━━ Supplied data

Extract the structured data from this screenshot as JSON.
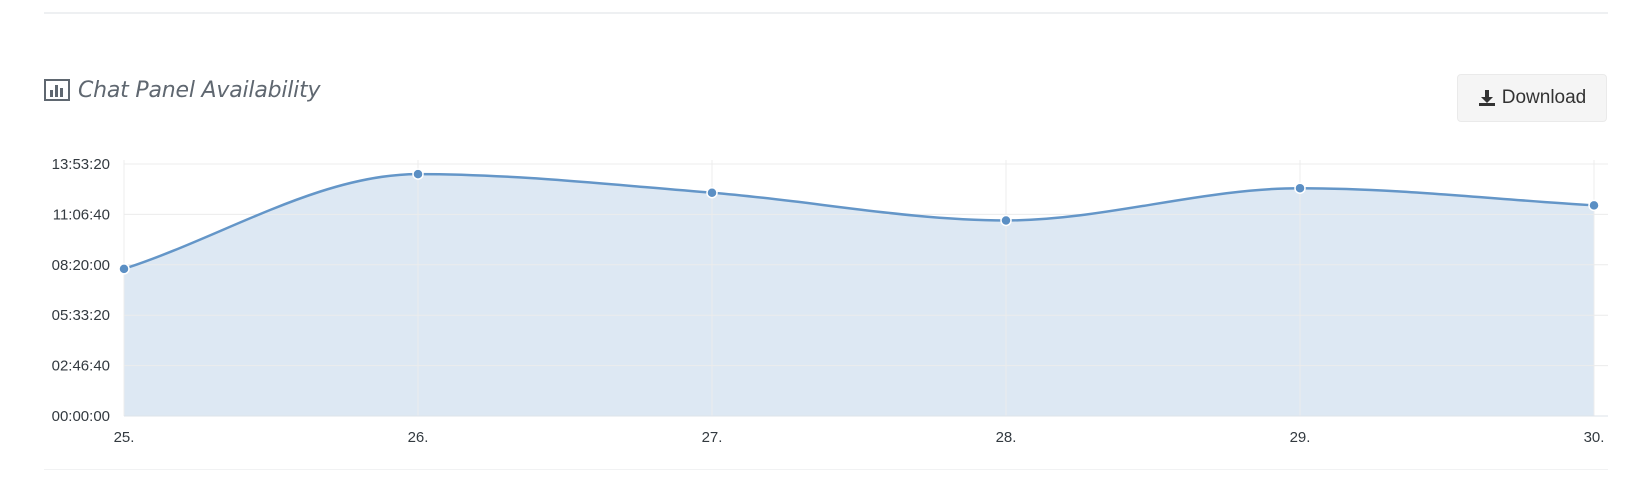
{
  "header": {
    "title": "Chat Panel Availability",
    "icon": "bar-chart-icon",
    "download_label": "Download",
    "download_icon": "download-icon"
  },
  "colors": {
    "line": "#6496c8",
    "area": "#dde8f3",
    "grid": "#ececec",
    "point": "#5b8fc4"
  },
  "chart_data": {
    "type": "area",
    "title": "",
    "xlabel": "",
    "ylabel": "",
    "categories": [
      "25.",
      "26.",
      "27.",
      "28.",
      "29.",
      "30."
    ],
    "y_tick_labels": [
      "00:00:00",
      "02:46:40",
      "05:33:20",
      "08:20:00",
      "11:06:40",
      "13:53:20"
    ],
    "y_tick_values": [
      0,
      10000,
      20000,
      30000,
      40000,
      50000
    ],
    "ylim": [
      0,
      50000
    ],
    "series": [
      {
        "values": [
          29200,
          48000,
          44300,
          38800,
          45200,
          41800
        ]
      }
    ],
    "grid": true,
    "smooth": true
  }
}
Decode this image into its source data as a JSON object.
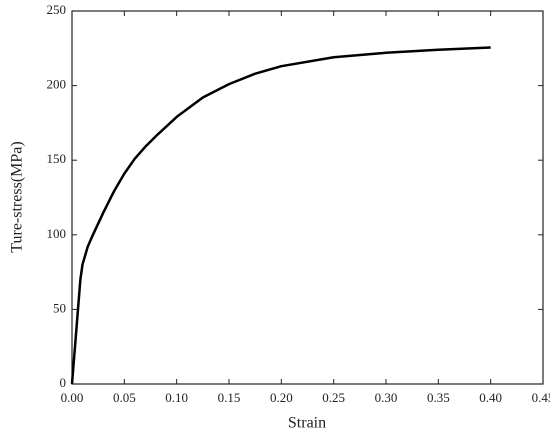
{
  "chart_data": {
    "type": "line",
    "x_label": "Strain",
    "y_label": "Ture-stress(MPa)",
    "x": [
      0,
      0.004,
      0.008,
      0.01,
      0.015,
      0.02,
      0.03,
      0.04,
      0.05,
      0.06,
      0.07,
      0.08,
      0.1,
      0.125,
      0.15,
      0.175,
      0.2,
      0.25,
      0.3,
      0.35,
      0.4
    ],
    "values": [
      0,
      35,
      70,
      80,
      92,
      100,
      115,
      129,
      141,
      151,
      159,
      166,
      179,
      192,
      201,
      208,
      213,
      219,
      222,
      224,
      225.5
    ],
    "color": "#000000",
    "xlim": [
      0,
      0.45
    ],
    "xticks": [
      {
        "value": 0,
        "label": "0.00"
      },
      {
        "value": 0.05,
        "label": "0.05"
      },
      {
        "value": 0.1,
        "label": "0.10"
      },
      {
        "value": 0.15,
        "label": "0.15"
      },
      {
        "value": 0.2,
        "label": "0.20"
      },
      {
        "value": 0.25,
        "label": "0.25"
      },
      {
        "value": 0.3,
        "label": "0.30"
      },
      {
        "value": 0.35,
        "label": "0.35"
      },
      {
        "value": 0.4,
        "label": "0.40"
      },
      {
        "value": 0.45,
        "label": "0.45"
      }
    ],
    "ylim": [
      0,
      250
    ],
    "yticks": [
      0,
      50,
      100,
      150,
      200,
      250
    ]
  }
}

━━━━

◆ Task goal
The answer is the number of lines in the preceding material that hold "this"; write that number and nothing else.

◆ Response to the exercise
2